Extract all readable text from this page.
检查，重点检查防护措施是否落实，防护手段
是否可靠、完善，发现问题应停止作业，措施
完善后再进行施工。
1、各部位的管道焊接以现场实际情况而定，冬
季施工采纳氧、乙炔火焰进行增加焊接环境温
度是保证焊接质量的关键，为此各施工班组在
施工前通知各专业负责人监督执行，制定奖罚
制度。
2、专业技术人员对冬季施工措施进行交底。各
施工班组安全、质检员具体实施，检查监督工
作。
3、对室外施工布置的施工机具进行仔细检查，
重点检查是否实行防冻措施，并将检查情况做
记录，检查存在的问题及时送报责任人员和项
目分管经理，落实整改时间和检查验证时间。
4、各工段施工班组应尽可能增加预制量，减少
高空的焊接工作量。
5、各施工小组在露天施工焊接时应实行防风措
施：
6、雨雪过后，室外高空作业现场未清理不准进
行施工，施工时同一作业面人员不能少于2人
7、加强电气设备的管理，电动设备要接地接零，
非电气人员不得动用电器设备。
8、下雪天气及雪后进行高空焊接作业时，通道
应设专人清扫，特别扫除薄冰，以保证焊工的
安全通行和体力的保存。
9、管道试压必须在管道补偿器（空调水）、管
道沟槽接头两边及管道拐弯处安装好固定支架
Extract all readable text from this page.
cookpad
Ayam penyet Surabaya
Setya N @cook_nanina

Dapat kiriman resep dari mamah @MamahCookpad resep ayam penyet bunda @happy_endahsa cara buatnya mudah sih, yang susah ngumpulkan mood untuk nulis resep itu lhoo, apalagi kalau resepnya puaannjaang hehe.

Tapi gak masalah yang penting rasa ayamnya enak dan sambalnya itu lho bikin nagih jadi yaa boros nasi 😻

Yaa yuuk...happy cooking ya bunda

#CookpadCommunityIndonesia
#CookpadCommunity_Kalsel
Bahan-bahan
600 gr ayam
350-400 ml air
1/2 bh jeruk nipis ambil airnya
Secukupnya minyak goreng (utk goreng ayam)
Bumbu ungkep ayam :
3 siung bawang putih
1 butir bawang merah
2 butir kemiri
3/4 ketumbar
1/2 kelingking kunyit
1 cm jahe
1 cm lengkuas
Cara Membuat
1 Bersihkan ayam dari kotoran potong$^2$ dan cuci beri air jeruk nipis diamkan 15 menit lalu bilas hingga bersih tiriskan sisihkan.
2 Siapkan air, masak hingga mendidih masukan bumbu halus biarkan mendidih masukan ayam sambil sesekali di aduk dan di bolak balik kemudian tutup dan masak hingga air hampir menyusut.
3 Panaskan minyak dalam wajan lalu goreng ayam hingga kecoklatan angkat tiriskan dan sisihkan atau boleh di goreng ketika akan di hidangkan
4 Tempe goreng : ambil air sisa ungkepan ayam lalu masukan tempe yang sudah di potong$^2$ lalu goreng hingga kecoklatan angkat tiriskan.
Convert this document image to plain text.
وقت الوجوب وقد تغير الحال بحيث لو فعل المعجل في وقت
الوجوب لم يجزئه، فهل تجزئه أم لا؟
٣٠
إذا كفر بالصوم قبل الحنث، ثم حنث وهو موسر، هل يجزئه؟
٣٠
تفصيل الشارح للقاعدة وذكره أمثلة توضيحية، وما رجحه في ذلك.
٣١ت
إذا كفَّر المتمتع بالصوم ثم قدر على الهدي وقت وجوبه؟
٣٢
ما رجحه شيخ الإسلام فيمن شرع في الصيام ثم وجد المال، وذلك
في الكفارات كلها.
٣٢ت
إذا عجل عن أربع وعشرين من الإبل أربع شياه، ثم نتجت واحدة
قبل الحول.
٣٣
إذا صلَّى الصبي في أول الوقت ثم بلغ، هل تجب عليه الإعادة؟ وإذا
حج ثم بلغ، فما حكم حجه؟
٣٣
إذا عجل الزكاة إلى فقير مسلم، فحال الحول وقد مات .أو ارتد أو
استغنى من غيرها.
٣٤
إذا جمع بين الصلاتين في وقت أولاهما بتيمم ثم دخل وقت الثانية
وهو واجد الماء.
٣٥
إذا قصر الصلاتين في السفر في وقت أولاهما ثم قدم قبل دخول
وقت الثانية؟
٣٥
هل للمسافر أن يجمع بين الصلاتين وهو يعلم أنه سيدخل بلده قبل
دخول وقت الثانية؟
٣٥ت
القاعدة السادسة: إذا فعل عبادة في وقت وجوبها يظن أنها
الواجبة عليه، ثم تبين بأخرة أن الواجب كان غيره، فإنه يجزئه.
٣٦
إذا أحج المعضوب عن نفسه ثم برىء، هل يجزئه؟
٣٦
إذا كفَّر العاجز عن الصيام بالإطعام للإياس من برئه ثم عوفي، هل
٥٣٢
::::::
◆ WRITTEN EXERCISE:
Copy out the material word for word and line for line.

◆ TASK SOLUTION:
Extract all readable text from this page.
检查，重点检查防护措施是否落实，防护手段
是否可靠、完善，发现问题应停止作业，措施
完善后再进行施工。
1、各部位的管道焊接以现场实际情况而定，冬
季施工采纳氧、乙炔火焰进行增加焊接环境温
度是保证焊接质量的关键，为此各施工班组在
施工前通知各专业负责人监督执行，制定奖罚
制度。
2、专业技术人员对冬季施工措施进行交底。各
施工班组安全、质检员具体实施，检查监督工
作。
3、对室外施工布置的施工机具进行仔细检查，
重点检查是否实行防冻措施，并将检查情况做
记录，检查存在的问题及时送报责任人员和项
目分管经理，落实整改时间和检查验证时间。
4、各工段施工班组应尽可能增加预制量，减少
高空的焊接工作量。
5、各施工小组在露天施工焊接时应实行防风措
施：
6、雨雪过后，室外高空作业现场未清理不准进
行施工，施工时同一作业面人员不能少于2人
7、加强电气设备的管理，电动设备要接地接零，
非电气人员不得动用电器设备。
8、下雪天气及雪后进行高空焊接作业时，通道
应设专人清扫，特别扫除薄冰，以保证焊工的
安全通行和体力的保存。
9、管道试压必须在管道补偿器（空调水）、管
道沟槽接头两边及管道拐弯处安装好固定支架
Extract all readable text from this page.
cookpad
Ayam penyet Surabaya
Setya N @cook_nanina

Dapat kiriman resep dari mamah @MamahCookpad resep ayam penyet bunda @happy_endahsa cara buatnya mudah sih, yang susah ngumpulkan mood untuk nulis resep itu lhoo, apalagi kalau resepnya puaannjaang hehe.

Tapi gak masalah yang penting rasa ayamnya enak dan sambalnya itu lho bikin nagih jadi yaa boros nasi 😻

Yaa yuuk...happy cooking ya bunda

#CookpadCommunityIndonesia
#CookpadCommunity_Kalsel
Bahan-bahan
600 gr ayam
350-400 ml air
1/2 bh jeruk nipis ambil airnya
Secukupnya minyak goreng (utk goreng ayam)
Bumbu ungkep ayam :
3 siung bawang putih
1 butir bawang merah
2 butir kemiri
3/4 ketumbar
1/2 kelingking kunyit
1 cm jahe
1 cm lengkuas
Cara Membuat
1 Bersihkan ayam dari kotoran potong$^2$ dan cuci beri air jeruk nipis diamkan 15 menit lalu bilas hingga bersih tiriskan sisihkan.
2 Siapkan air, masak hingga mendidih masukan bumbu halus biarkan mendidih masukan ayam sambil sesekali di aduk dan di bolak balik kemudian tutup dan masak hingga air hampir menyusut.
3 Panaskan minyak dalam wajan lalu goreng ayam hingga kecoklatan angkat tiriskan dan sisihkan atau boleh di goreng ketika akan di hidangkan
4 Tempe goreng : ambil air sisa ungkepan ayam lalu masukan tempe yang sudah di potong$^2$ lalu goreng hingga kecoklatan angkat tiriskan.
Convert this document image to plain text.
وقت الوجوب وقد تغير الحال بحيث لو فعل المعجل في وقت
الوجوب لم يجزئه، فهل تجزئه أم لا؟
٣٠
إذا كفر بالصوم قبل الحنث، ثم حنث وهو موسر، هل يجزئه؟
٣٠
تفصيل الشارح للقاعدة وذكره أمثلة توضيحية، وما رجحه في ذلك.
٣١ت
إذا كفَّر المتمتع بالصوم ثم قدر على الهدي وقت وجوبه؟
٣٢
ما رجحه شيخ الإسلام فيمن شرع في الصيام ثم وجد المال، وذلك
في الكفارات كلها.
٣٢ت
إذا عجل عن أربع وعشرين من الإبل أربع شياه، ثم نتجت واحدة
قبل الحول.
٣٣
إذا صلَّى الصبي في أول الوقت ثم بلغ، هل تجب عليه الإعادة؟ وإذا
حج ثم بلغ، فما حكم حجه؟
٣٣
إذا عجل الزكاة إلى فقير مسلم، فحال الحول وقد مات .أو ارتد أو
استغنى من غيرها.
٣٤
إذا جمع بين الصلاتين في وقت أولاهما بتيمم ثم دخل وقت الثانية
وهو واجد الماء.
٣٥
إذا قصر الصلاتين في السفر في وقت أولاهما ثم قدم قبل دخول
وقت الثانية؟
٣٥
هل للمسافر أن يجمع بين الصلاتين وهو يعلم أنه سيدخل بلده قبل
دخول وقت الثانية؟
٣٥ت
القاعدة السادسة: إذا فعل عبادة في وقت وجوبها يظن أنها
الواجبة عليه، ثم تبين بأخرة أن الواجب كان غيره، فإنه يجزئه.
٣٦
إذا أحج المعضوب عن نفسه ثم برىء، هل يجزئه؟
٣٦
إذا كفَّر العاجز عن الصيام بالإطعام للإياس من برئه ثم عوفي، هل
٥٣٢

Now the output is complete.